[Dataset excerpts]
--------------------------------
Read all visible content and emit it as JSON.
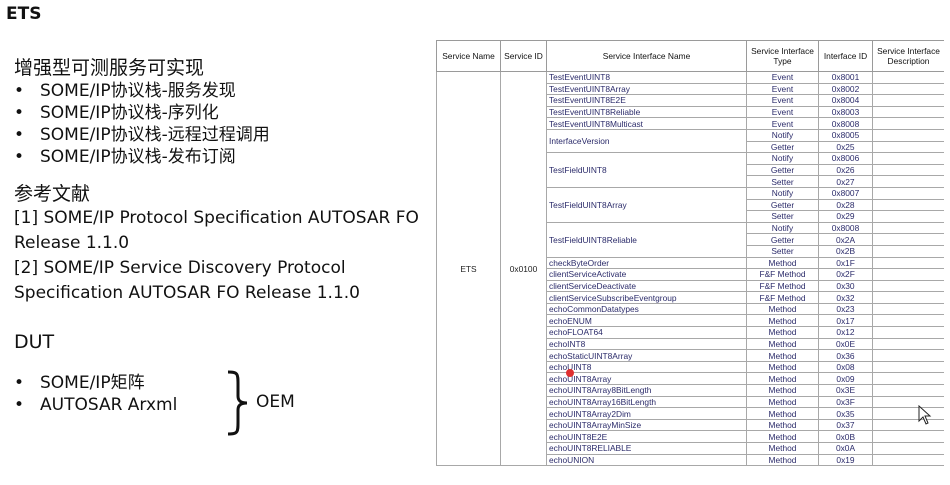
{
  "slide": {
    "title": "ETS"
  },
  "section1": {
    "heading": "增强型可测服务可实现",
    "bullets": [
      "SOME/IP协议栈-服务发现",
      "SOME/IP协议栈-序列化",
      "SOME/IP协议栈-远程过程调用",
      "SOME/IP协议栈-发布订阅"
    ]
  },
  "references": {
    "heading": "参考文献",
    "lines": [
      "[1] SOME/IP Protocol Specification AUTOSAR FO",
      "Release 1.1.0",
      "[2] SOME/IP Service Discovery Protocol",
      "Specification AUTOSAR FO Release 1.1.0"
    ]
  },
  "dut": {
    "heading": "DUT",
    "bullets": [
      "SOME/IP矩阵",
      "AUTOSAR Arxml"
    ],
    "group_label": "OEM"
  },
  "table": {
    "headers": [
      "Service Name",
      "Service ID",
      "Service Interface Name",
      "Service Interface Type",
      "Interface ID",
      "Service Interface Description"
    ],
    "service_name": "ETS",
    "service_id": "0x0100",
    "rows": [
      {
        "name": "TestEventUINT8",
        "type": "Event",
        "id": "0x8001"
      },
      {
        "name": "TestEventUINT8Array",
        "type": "Event",
        "id": "0x8002"
      },
      {
        "name": "TestEventUINT8E2E",
        "type": "Event",
        "id": "0x8004"
      },
      {
        "name": "TestEventUINT8Reliable",
        "type": "Event",
        "id": "0x8003"
      },
      {
        "name": "TestEventUINT8Multicast",
        "type": "Event",
        "id": "0x8008"
      },
      {
        "name": "InterfaceVersion",
        "type": "Notify",
        "id": "0x8005"
      },
      {
        "name": "",
        "type": "Getter",
        "id": "0x25"
      },
      {
        "name": "TestFieldUINT8",
        "type": "Notify",
        "id": "0x8006"
      },
      {
        "name": "",
        "type": "Getter",
        "id": "0x26"
      },
      {
        "name": "",
        "type": "Setter",
        "id": "0x27"
      },
      {
        "name": "TestFieldUINT8Array",
        "type": "Notify",
        "id": "0x8007"
      },
      {
        "name": "",
        "type": "Getter",
        "id": "0x28"
      },
      {
        "name": "",
        "type": "Setter",
        "id": "0x29"
      },
      {
        "name": "TestFieldUINT8Reliable",
        "type": "Notify",
        "id": "0x8008"
      },
      {
        "name": "",
        "type": "Getter",
        "id": "0x2A"
      },
      {
        "name": "",
        "type": "Setter",
        "id": "0x2B"
      },
      {
        "name": "checkByteOrder",
        "type": "Method",
        "id": "0x1F"
      },
      {
        "name": "clientServiceActivate",
        "type": "F&F Method",
        "id": "0x2F"
      },
      {
        "name": "clientServiceDeactivate",
        "type": "F&F Method",
        "id": "0x30"
      },
      {
        "name": "clientServiceSubscribeEventgroup",
        "type": "F&F Method",
        "id": "0x32"
      },
      {
        "name": "echoCommonDatatypes",
        "type": "Method",
        "id": "0x23"
      },
      {
        "name": "echoENUM",
        "type": "Method",
        "id": "0x17"
      },
      {
        "name": "echoFLOAT64",
        "type": "Method",
        "id": "0x12"
      },
      {
        "name": "echoINT8",
        "type": "Method",
        "id": "0x0E"
      },
      {
        "name": "echoStaticUINT8Array",
        "type": "Method",
        "id": "0x36"
      },
      {
        "name": "echoUINT8",
        "type": "Method",
        "id": "0x08"
      },
      {
        "name": "echoUINT8Array",
        "type": "Method",
        "id": "0x09"
      },
      {
        "name": "echoUINT8Array8BitLength",
        "type": "Method",
        "id": "0x3E"
      },
      {
        "name": "echoUINT8Array16BitLength",
        "type": "Method",
        "id": "0x3F"
      },
      {
        "name": "echoUINT8Array2Dim",
        "type": "Method",
        "id": "0x35"
      },
      {
        "name": "echoUINT8ArrayMinSize",
        "type": "Method",
        "id": "0x37"
      },
      {
        "name": "echoUINT8E2E",
        "type": "Method",
        "id": "0x0B"
      },
      {
        "name": "echoUINT8RELIABLE",
        "type": "Method",
        "id": "0x0A"
      },
      {
        "name": "echoUNION",
        "type": "Method",
        "id": "0x19"
      }
    ]
  },
  "colors": {
    "text": "#111111",
    "cell_text": "#2b2b6a",
    "grid": "#a8a8a8",
    "record_dot": "#e03030"
  }
}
--------------------------------
## What is needed
Collect each line containing the string "SOME".

## Correct result
      "SOME/IP协议栈-服务发现",
      "SOME/IP协议栈-序列化",
      "SOME/IP协议栈-远程过程调用",
      "SOME/IP协议栈-发布订阅"
      "[1] SOME/IP Protocol Specification AUTOSAR FO",
      "[2] SOME/IP Service Discovery Protocol",
      "SOME/IP矩阵",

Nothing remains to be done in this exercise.